**EXCERPT PROVIDED:**
* * * * * * * * *

# 04 - Prediction Serving

The purpose of the notebook is to show how to use the deployed model for online and batch prediction.
The notebook covers the following tasks:
1. Test the endpoints for online prediction.
2. Use the uploaded custom model for batch prediciton.

## Setup

In [None]:
import os
import time
from datetime import datetime
import tensorflow as tf

In [None]:
PROJECT = 'ksalama-cloudml'  # Change to your project Id.
REGION = 'us-central1'
BUCKET = 'ksalama-cloudml-us' # Change to your bucket.

BQ_DATASET_NAME = 'playground_us' # Change to your serving BigQuery dataset name.
BQ_TABLE_NAME = 'chicago_taxitrips_prep' # Change to your serving BigQuery table name.
MODEL_DISPLAY_NAME = 'chicago_taxi_tips_classifier_v1'
ENDPOINT_DISPLAY_NAME = 'chicago_taxi_tips_classification'

In [None]:
from src.utils.vertex_utils import VertexClient
vertex_client = VertexClient(PROJECT, REGION, BUCKET)

* * * * * * * * *

**STORED DATA:**
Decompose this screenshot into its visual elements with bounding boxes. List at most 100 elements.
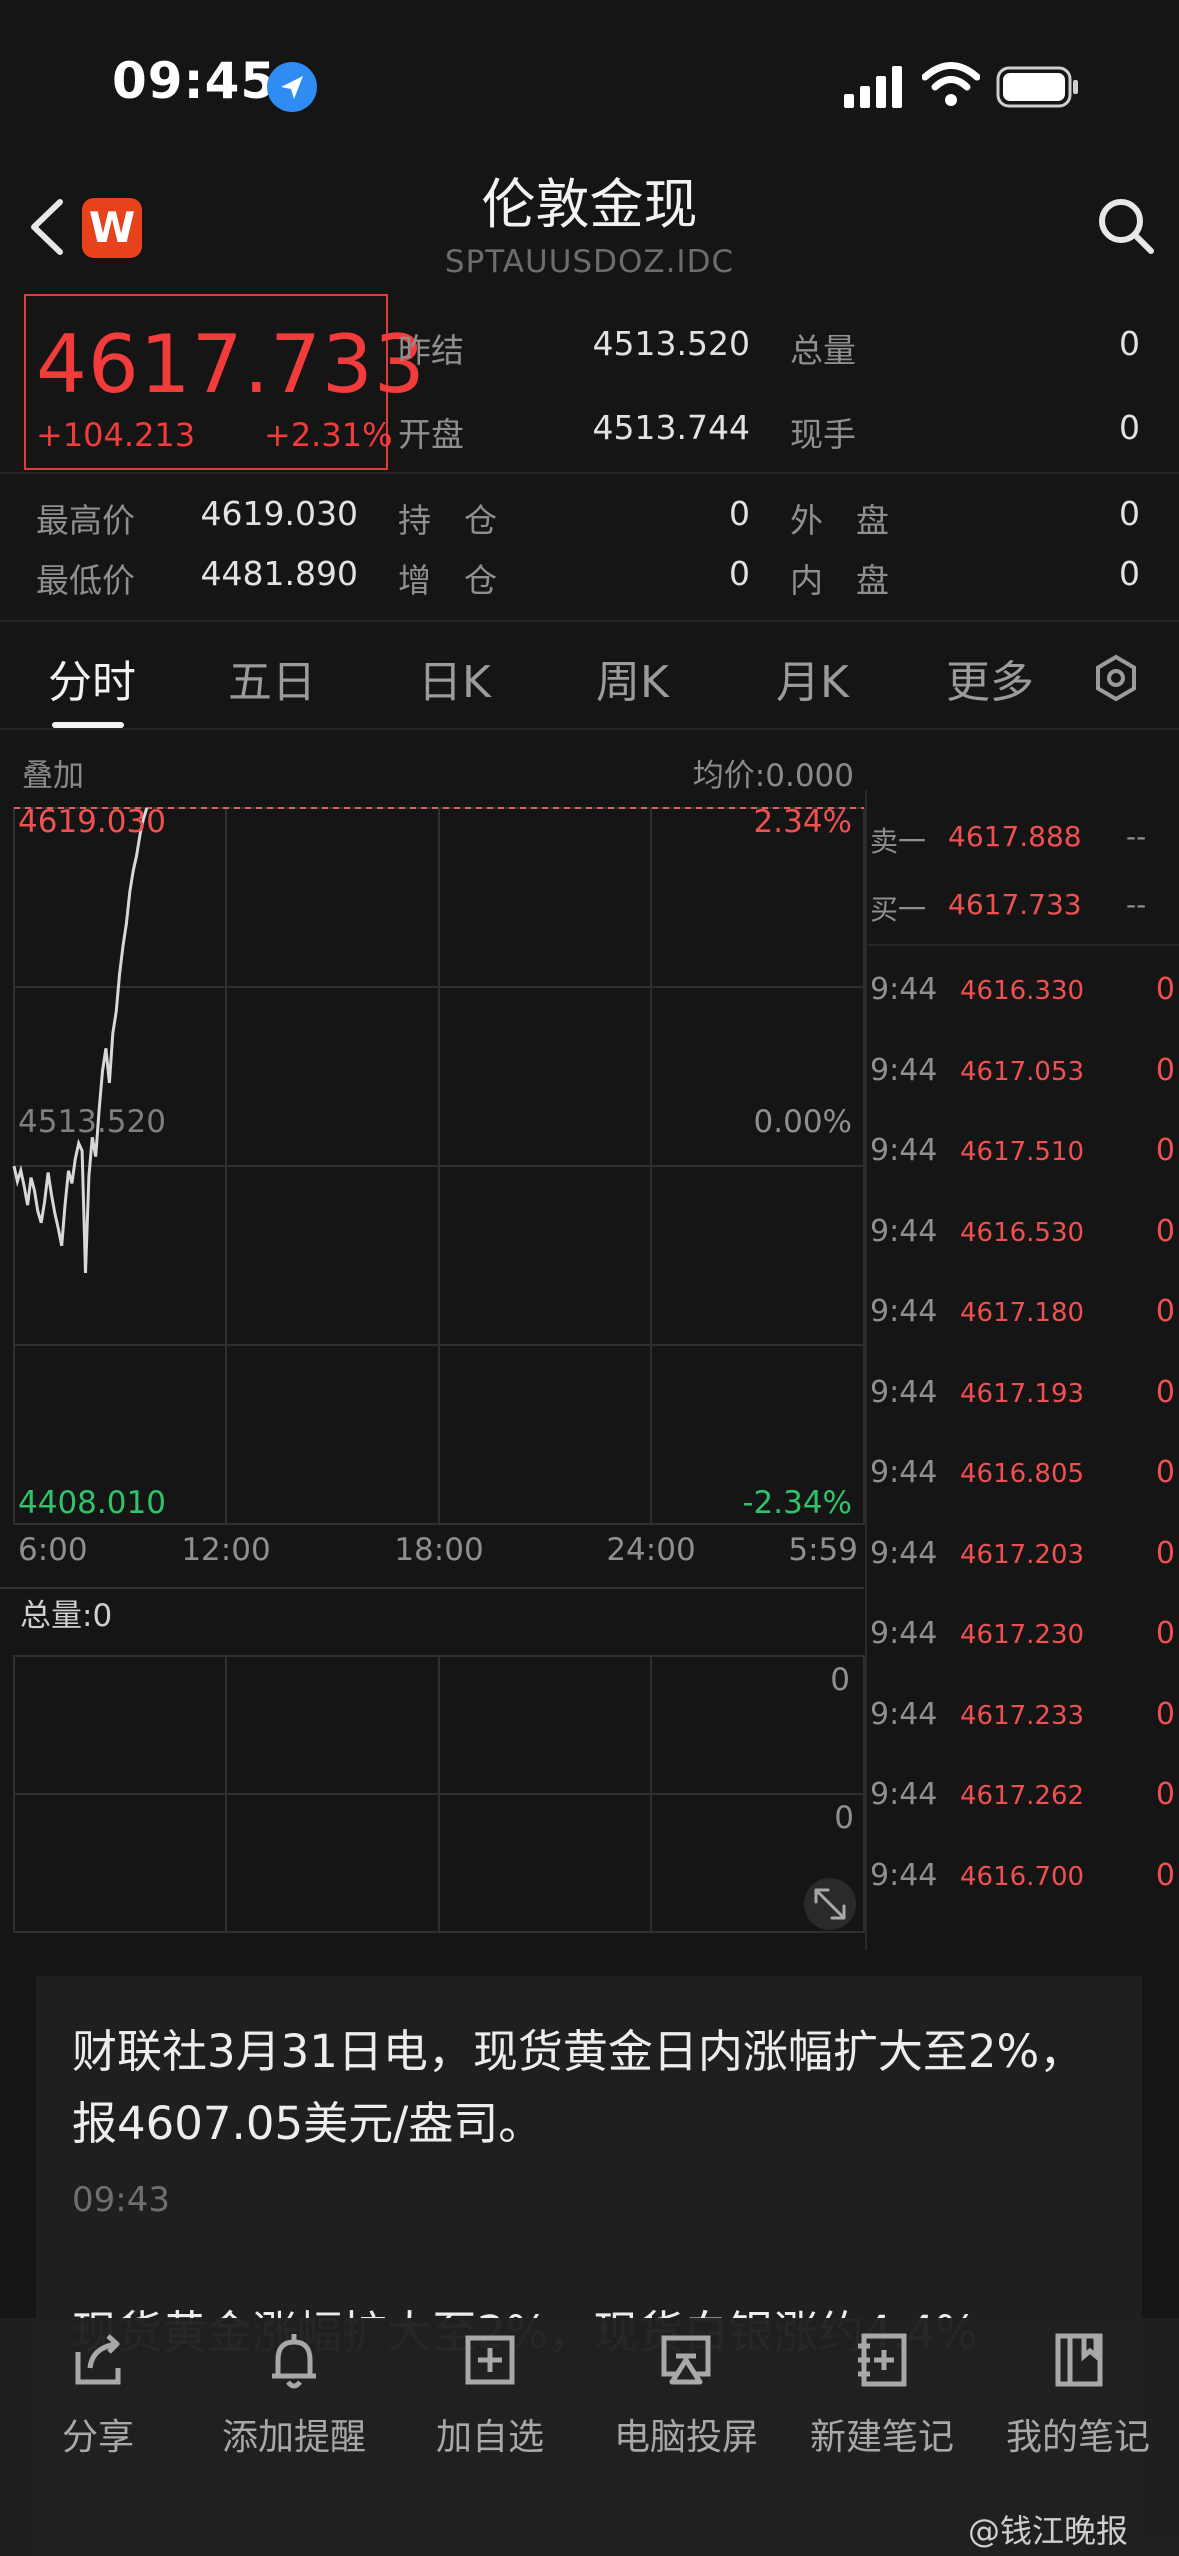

* * * * * * * * *

**REQUESTS:**
(a) Reproduce the lines of the prediction serving notebook that begin at "REGION = 'us-central1'" and stop after "BigQuery table name.", replacing "playground_us" with "playground_eu".
(b) Extend the prediction serving notebook beyond its last line.
The data above comes from a separate source and is unrelated to the prediction serving notebook.

**TASK RESPONSES:**
(a)
REGION = 'us-central1'
BUCKET = 'ksalama-cloudml-us' # Change to your bucket.

BQ_DATASET_NAME = 'playground_eu' # Change to your serving BigQuery dataset name.
BQ_TABLE_NAME = 'chicago_taxitrips_prep' # Change to your serving BigQuery table name.

(b)
## 1. Making Online Predicitons


In [None]:
test_instances = [  
    
    {
        "dropoff_grid": ["POINT(-87.6 41.9)"],
        "euclidean": [2064.2696],
        "loc_cross": [""],
        "payment_type": ["Credit Card"],
        "pickup_grid": ["POINT(-87.6 41.9)"],
        "trip_miles": [1.37],
        "trip_day": [12],
        "trip_hour": [16],
        "trip_month": [2],
        "trip_day_of_week": [4],
        "trip_seconds": [555]
    }
]

In [None]:
predictions = vertex_client.predict(
    ENDPOINT_DISPLAY_NAME,
    test_instances).predictions

for prediction in predictions:
    print(prediction)
    

## 2. Batch Prediction

In [None]:
WORKSPACE = f"gs://{BUCKET}/ucaip_demo/chicago_taxi"
SERVING_DATA_DIR = os.path.join(WORKSPACE, 'serving_data')
SERVING_INPUT_DATA_DIR = os.path.join(SERVING_DATA_DIR, 'input_data')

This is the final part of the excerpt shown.